REQUIREMENTS >> Scan the data for "JSON" and copy the lines it appears in.

-- begin --

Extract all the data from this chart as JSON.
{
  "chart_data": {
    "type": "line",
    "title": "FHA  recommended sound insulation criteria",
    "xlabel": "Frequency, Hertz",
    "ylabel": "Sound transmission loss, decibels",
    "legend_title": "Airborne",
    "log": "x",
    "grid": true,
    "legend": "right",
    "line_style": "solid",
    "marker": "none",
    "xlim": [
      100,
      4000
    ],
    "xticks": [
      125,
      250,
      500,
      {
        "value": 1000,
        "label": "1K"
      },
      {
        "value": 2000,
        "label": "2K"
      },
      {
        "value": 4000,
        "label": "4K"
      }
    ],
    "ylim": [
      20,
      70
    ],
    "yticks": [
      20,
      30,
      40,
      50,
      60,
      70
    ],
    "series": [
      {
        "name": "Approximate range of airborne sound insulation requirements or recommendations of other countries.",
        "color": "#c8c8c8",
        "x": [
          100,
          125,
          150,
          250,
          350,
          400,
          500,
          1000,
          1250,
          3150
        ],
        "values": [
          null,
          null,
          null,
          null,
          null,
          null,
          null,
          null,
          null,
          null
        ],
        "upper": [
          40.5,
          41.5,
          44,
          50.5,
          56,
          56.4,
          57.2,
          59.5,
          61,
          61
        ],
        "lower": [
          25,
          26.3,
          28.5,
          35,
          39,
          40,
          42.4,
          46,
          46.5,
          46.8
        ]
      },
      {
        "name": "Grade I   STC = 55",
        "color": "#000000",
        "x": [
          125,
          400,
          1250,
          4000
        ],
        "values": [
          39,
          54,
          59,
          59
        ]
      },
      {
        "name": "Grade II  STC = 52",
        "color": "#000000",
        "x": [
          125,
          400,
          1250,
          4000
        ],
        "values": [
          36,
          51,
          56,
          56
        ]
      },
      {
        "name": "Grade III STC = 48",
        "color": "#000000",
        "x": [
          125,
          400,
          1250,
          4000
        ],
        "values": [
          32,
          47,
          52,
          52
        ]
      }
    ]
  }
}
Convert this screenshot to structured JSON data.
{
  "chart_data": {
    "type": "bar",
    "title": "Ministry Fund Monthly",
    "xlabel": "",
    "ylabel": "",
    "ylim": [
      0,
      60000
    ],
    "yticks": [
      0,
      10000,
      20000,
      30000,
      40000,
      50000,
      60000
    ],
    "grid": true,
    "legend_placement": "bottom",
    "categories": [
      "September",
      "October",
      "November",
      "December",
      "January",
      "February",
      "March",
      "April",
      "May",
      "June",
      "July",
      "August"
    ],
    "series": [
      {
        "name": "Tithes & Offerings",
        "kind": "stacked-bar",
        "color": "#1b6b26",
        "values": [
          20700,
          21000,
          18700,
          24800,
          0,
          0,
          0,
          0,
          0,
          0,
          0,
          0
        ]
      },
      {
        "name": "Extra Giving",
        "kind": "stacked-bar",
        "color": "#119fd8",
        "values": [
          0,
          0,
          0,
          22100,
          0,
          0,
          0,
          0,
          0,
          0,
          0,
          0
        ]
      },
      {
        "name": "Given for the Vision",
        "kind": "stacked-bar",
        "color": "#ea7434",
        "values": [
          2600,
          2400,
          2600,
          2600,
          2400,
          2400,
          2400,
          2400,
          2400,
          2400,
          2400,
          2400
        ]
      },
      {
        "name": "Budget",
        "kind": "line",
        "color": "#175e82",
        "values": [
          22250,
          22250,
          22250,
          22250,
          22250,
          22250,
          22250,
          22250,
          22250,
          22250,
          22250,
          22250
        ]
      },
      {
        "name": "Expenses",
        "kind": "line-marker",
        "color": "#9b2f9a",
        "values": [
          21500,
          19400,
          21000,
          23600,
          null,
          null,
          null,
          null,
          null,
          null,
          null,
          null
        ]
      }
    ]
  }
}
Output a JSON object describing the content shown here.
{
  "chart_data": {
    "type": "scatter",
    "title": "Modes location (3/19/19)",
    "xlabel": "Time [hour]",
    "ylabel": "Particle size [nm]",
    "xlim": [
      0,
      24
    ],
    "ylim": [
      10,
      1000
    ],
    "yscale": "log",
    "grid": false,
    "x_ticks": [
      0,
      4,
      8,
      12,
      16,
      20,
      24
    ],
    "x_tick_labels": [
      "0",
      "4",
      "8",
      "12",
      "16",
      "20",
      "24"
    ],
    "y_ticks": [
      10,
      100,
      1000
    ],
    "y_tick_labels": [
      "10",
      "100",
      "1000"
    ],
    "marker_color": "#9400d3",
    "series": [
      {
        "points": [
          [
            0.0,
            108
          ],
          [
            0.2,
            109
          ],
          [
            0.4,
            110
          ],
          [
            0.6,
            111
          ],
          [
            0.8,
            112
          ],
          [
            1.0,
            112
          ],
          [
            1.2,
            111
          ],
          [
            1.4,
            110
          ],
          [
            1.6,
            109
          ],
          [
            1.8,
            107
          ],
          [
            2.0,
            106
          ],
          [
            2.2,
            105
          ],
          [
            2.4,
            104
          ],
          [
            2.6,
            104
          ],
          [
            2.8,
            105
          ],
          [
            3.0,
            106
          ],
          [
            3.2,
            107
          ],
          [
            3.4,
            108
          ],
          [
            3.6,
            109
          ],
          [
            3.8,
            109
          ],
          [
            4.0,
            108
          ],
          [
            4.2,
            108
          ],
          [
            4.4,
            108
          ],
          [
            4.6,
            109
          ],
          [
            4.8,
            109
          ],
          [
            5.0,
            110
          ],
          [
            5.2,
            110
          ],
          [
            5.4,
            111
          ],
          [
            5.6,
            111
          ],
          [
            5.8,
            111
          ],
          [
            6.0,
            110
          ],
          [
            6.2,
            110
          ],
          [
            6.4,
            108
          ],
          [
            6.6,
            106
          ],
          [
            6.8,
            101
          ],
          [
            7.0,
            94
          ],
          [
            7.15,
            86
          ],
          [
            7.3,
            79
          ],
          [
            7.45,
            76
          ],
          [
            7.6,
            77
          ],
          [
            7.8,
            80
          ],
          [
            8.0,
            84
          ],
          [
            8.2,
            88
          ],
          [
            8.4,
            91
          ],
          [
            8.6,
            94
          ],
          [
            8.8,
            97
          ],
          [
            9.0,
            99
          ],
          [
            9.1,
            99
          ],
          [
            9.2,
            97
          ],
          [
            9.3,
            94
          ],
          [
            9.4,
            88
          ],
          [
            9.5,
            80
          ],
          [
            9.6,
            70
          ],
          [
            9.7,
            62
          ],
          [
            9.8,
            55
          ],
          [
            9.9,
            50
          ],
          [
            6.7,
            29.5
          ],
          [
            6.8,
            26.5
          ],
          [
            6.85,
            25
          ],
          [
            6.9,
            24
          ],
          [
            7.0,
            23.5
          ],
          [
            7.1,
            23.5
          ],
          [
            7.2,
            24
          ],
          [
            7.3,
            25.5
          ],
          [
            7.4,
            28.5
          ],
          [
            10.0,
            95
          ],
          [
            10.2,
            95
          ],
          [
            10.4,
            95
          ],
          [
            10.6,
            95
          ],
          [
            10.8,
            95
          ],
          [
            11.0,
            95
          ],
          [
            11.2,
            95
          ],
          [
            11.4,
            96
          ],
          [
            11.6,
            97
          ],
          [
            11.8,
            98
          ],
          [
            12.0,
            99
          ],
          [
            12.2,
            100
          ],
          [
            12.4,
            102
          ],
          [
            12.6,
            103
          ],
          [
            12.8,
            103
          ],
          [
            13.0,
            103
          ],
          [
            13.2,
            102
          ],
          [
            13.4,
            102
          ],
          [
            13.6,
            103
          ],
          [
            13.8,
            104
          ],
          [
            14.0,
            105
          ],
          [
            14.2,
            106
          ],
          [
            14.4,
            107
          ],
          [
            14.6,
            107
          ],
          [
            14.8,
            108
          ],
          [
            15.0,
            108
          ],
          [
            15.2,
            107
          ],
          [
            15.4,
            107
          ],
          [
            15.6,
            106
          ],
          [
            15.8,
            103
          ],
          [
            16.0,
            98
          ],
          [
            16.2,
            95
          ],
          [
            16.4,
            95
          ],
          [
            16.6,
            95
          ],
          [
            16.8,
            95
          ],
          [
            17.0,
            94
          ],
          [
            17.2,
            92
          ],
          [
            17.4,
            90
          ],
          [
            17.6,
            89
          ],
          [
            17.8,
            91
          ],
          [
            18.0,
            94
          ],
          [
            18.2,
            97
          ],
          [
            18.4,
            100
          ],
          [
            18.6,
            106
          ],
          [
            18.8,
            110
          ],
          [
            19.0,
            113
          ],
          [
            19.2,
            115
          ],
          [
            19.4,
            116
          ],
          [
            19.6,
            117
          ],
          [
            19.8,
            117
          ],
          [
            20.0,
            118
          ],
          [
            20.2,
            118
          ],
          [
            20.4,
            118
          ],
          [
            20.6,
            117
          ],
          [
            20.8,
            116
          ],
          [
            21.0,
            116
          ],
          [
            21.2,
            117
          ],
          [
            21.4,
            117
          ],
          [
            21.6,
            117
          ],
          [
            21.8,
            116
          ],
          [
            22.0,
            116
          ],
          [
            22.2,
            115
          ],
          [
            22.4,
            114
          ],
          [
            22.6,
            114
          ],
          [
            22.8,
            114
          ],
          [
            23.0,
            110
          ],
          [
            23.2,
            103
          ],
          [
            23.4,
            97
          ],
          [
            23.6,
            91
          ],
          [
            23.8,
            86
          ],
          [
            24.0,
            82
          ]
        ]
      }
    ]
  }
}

-- end --

TASK RESULT >>
Extract all the data from this chart as JSON.
Convert this screenshot to structured JSON data.
Output a JSON object describing the content shown here.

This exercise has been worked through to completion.